Records from a collection:
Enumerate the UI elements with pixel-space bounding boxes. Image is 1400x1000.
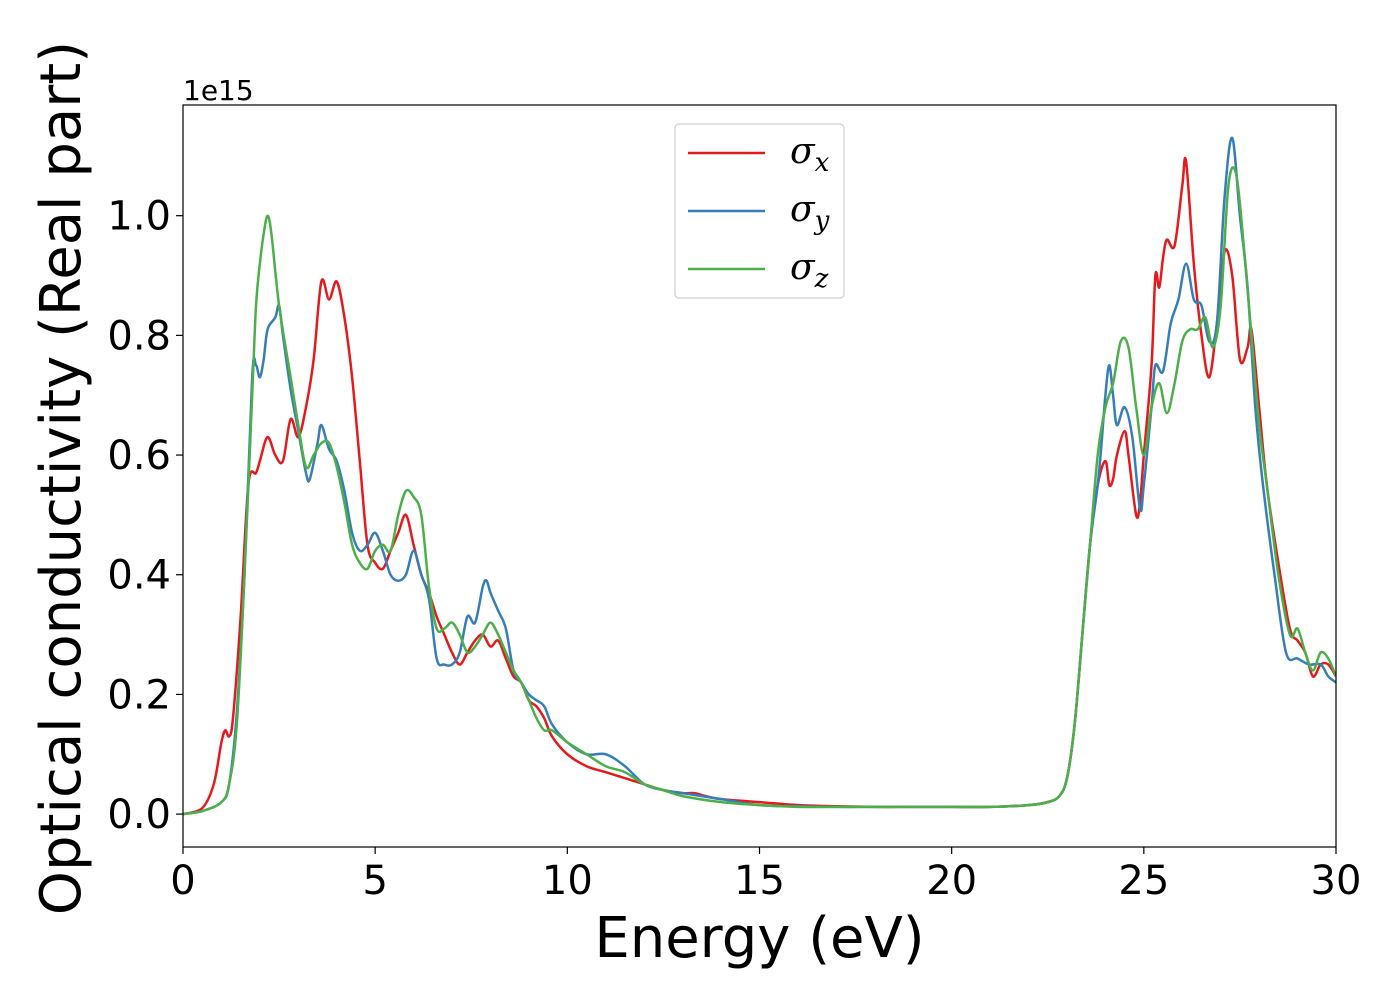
series-line-z (183, 166, 1336, 816)
x-axis-ticks: 0 5 10 15 20 25 30 (170, 847, 1361, 904)
y-tick-label: 0.6 (107, 433, 171, 479)
y-axis-offset-text: 1e15 (183, 74, 254, 107)
y-tick-label: 0.0 (107, 792, 171, 838)
y-tick-label: 0.4 (107, 553, 171, 599)
legend-label-x: σx (790, 131, 830, 178)
legend-label-y: σy (790, 189, 830, 236)
legend-label-z: σz (790, 247, 829, 294)
x-tick-label: 25 (1118, 858, 1169, 904)
y-tick-label: 0.8 (107, 313, 171, 359)
x-tick-label: 30 (1311, 858, 1362, 904)
y-tick-label: 1.0 (107, 194, 171, 240)
x-tick-label: 10 (542, 858, 593, 904)
y-tick-label: 0.2 (107, 672, 171, 718)
x-axis-title: Energy (eV) (594, 906, 924, 971)
y-axis-ticks: 0.0 0.2 0.4 0.6 0.8 1.0 (107, 194, 183, 838)
x-tick-label: 0 (170, 858, 195, 904)
x-tick-label: 20 (926, 858, 977, 904)
series-line-y (183, 136, 1336, 816)
legend: σx σy σz (674, 123, 845, 299)
y-axis-title: Optical conductivity (Real part) (29, 41, 94, 915)
x-tick-label: 15 (734, 858, 785, 904)
x-tick-label: 5 (362, 858, 387, 904)
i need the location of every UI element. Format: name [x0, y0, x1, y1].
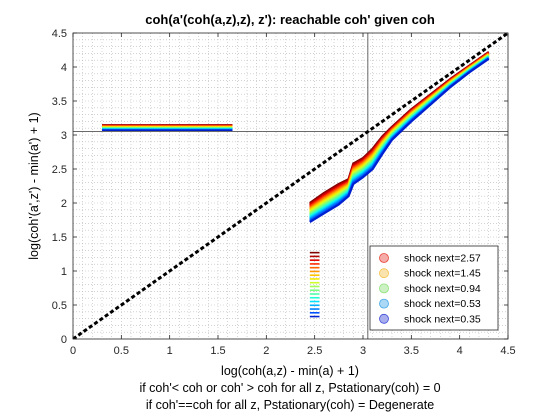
legend-label: shock next=1.45 — [404, 268, 481, 280]
x-tick-label: 3.5 — [404, 345, 419, 357]
y-tick-labels: 0 0.5 1 1.5 2 2.5 3 3.5 4 4.5 — [52, 28, 67, 346]
legend-marker — [379, 298, 389, 309]
y-tick-label: 3 — [61, 130, 67, 142]
y-tick-label: 2 — [61, 198, 67, 210]
legend-label: shock next=0.94 — [404, 283, 481, 295]
y-tick-label: 2.5 — [52, 164, 67, 176]
y-tick-label: 0.5 — [52, 300, 67, 312]
legend-marker — [379, 253, 389, 263]
reference-lines — [73, 33, 508, 339]
x-tick-label: 1 — [167, 345, 173, 357]
x-tick-label: 0.5 — [114, 345, 129, 357]
legend-marker — [379, 283, 389, 294]
y-tick-label: 1.5 — [52, 232, 67, 244]
axes — [72, 32, 509, 340]
x-axis-note-2: if coh'==coh for all z, Pstationary(coh)… — [146, 398, 434, 412]
x-axis-note-1: if coh'< coh or coh' > coh for all z, Ps… — [139, 381, 440, 395]
legend: shock next=2.57 shock next=1.45 shock next… — [369, 245, 499, 331]
series-layer — [102, 51, 490, 318]
x-tick-label: 4.5 — [500, 345, 515, 357]
y-tick-label: 1 — [61, 266, 67, 278]
x-tick-labels: 0 0.5 1 1.5 2 2.5 3 3.5 4 4.5 — [70, 345, 516, 357]
legend-marker — [379, 313, 389, 324]
legend-label: shock next=2.57 — [404, 253, 481, 265]
x-tick-label: 1.5 — [210, 345, 225, 357]
legend-marker — [379, 268, 389, 279]
x-tick-label: 0 — [70, 345, 76, 357]
y-tick-label: 0 — [61, 334, 67, 346]
main-band-line — [309, 57, 490, 223]
x-tick-label: 3 — [360, 345, 366, 357]
legend-box — [369, 245, 499, 331]
y-tick-label: 4.5 — [52, 28, 67, 40]
legend-label: shock next=0.35 — [404, 313, 481, 325]
axes-box — [72, 32, 509, 340]
x-tick-label: 2.5 — [307, 345, 322, 357]
y-tick-label: 3.5 — [52, 96, 67, 108]
diagonal-45-line — [73, 33, 508, 339]
y-tick-label: 4 — [61, 62, 67, 74]
x-tick-label: 2 — [263, 345, 269, 357]
diagonal-line — [73, 33, 508, 339]
legend-label: shock next=0.53 — [404, 298, 481, 310]
x-axis-label: log(coh(a,z) - min(a) + 1) — [221, 364, 359, 378]
chart-title: coh(a'(coh(a,z),z), z'): reachable coh' … — [145, 12, 435, 27]
y-axis-label: log(coh'(a',z') - min(a') + 1) — [27, 112, 41, 259]
x-tick-label: 4 — [457, 345, 463, 357]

▸ PROBLEM
Copy every line of the records above word for word, leaving out the pictures.

▸ CORRECT OUTPUT
Enumerate the UI elements with pixel-space bounding boxes. Image is 1400x1000.
series-line-z (183, 166, 1336, 816)
x-axis-ticks: 0 5 10 15 20 25 30 (170, 847, 1361, 904)
y-tick-label: 0.6 (107, 433, 171, 479)
y-axis-offset-text: 1e15 (183, 74, 254, 107)
y-tick-label: 0.0 (107, 792, 171, 838)
y-tick-label: 0.4 (107, 553, 171, 599)
legend-label-x: σx (790, 131, 830, 178)
legend-label-y: σy (790, 189, 830, 236)
legend-label-z: σz (790, 247, 829, 294)
x-tick-label: 25 (1118, 858, 1169, 904)
y-tick-label: 0.8 (107, 313, 171, 359)
x-tick-label: 30 (1311, 858, 1362, 904)
y-tick-label: 1.0 (107, 194, 171, 240)
x-tick-label: 10 (542, 858, 593, 904)
y-tick-label: 0.2 (107, 672, 171, 718)
x-axis-title: Energy (eV) (594, 906, 924, 971)
y-axis-ticks: 0.0 0.2 0.4 0.6 0.8 1.0 (107, 194, 183, 838)
x-tick-label: 0 (170, 858, 195, 904)
x-tick-label: 20 (926, 858, 977, 904)
series-line-y (183, 136, 1336, 816)
legend: σx σy σz (674, 123, 845, 299)
y-axis-title: Optical conductivity (Real part) (29, 41, 94, 915)
x-tick-label: 15 (734, 858, 785, 904)
x-tick-label: 5 (362, 858, 387, 904)
i need the location of every UI element. Format: name [x0, y0, x1, y1].
legend-label: shock next=1.45 — [404, 268, 481, 280]
x-tick-label: 3.5 — [404, 345, 419, 357]
y-tick-labels: 0 0.5 1 1.5 2 2.5 3 3.5 4 4.5 — [52, 28, 67, 346]
legend-marker — [379, 298, 389, 309]
y-tick-label: 3 — [61, 130, 67, 142]
y-tick-label: 2 — [61, 198, 67, 210]
legend-label: shock next=0.94 — [404, 283, 481, 295]
y-tick-label: 2.5 — [52, 164, 67, 176]
y-tick-label: 0.5 — [52, 300, 67, 312]
legend-marker — [379, 253, 389, 263]
reference-lines — [73, 33, 508, 339]
x-tick-label: 1 — [167, 345, 173, 357]
x-tick-label: 0.5 — [114, 345, 129, 357]
legend-marker — [379, 283, 389, 294]
y-tick-label: 1.5 — [52, 232, 67, 244]
axes — [72, 32, 509, 340]
x-axis-note-2: if coh'==coh for all z, Pstationary(coh)… — [146, 398, 434, 412]
x-axis-note-1: if coh'< coh or coh' > coh for all z, Ps… — [139, 381, 440, 395]
legend: shock next=2.57 shock next=1.45 shock next… — [369, 245, 499, 331]
series-layer — [102, 51, 490, 318]
x-tick-label: 4.5 — [500, 345, 515, 357]
y-tick-label: 1 — [61, 266, 67, 278]
x-tick-labels: 0 0.5 1 1.5 2 2.5 3 3.5 4 4.5 — [70, 345, 516, 357]
legend-marker — [379, 313, 389, 324]
legend-label: shock next=2.57 — [404, 253, 481, 265]
x-tick-label: 1.5 — [210, 345, 225, 357]
legend-marker — [379, 268, 389, 279]
x-tick-label: 0 — [70, 345, 76, 357]
y-tick-label: 0 — [61, 334, 67, 346]
main-band-line — [309, 57, 490, 223]
x-tick-label: 3 — [360, 345, 366, 357]
legend-box — [369, 245, 499, 331]
y-tick-label: 4.5 — [52, 28, 67, 40]
legend-label: shock next=0.35 — [404, 313, 481, 325]
axes-box — [72, 32, 509, 340]
x-tick-label: 2.5 — [307, 345, 322, 357]
y-tick-label: 3.5 — [52, 96, 67, 108]
diagonal-45-line — [73, 33, 508, 339]
y-tick-label: 4 — [61, 62, 67, 74]
x-tick-label: 2 — [263, 345, 269, 357]
diagonal-line — [73, 33, 508, 339]
legend-label: shock next=0.53 — [404, 298, 481, 310]
x-axis-label: log(coh(a,z) - min(a) + 1) — [221, 364, 359, 378]
chart-title: coh(a'(coh(a,z),z), z'): reachable coh' … — [145, 12, 435, 27]
y-axis-label: log(coh'(a',z') - min(a') + 1) — [27, 112, 41, 259]
x-tick-label: 4 — [457, 345, 463, 357]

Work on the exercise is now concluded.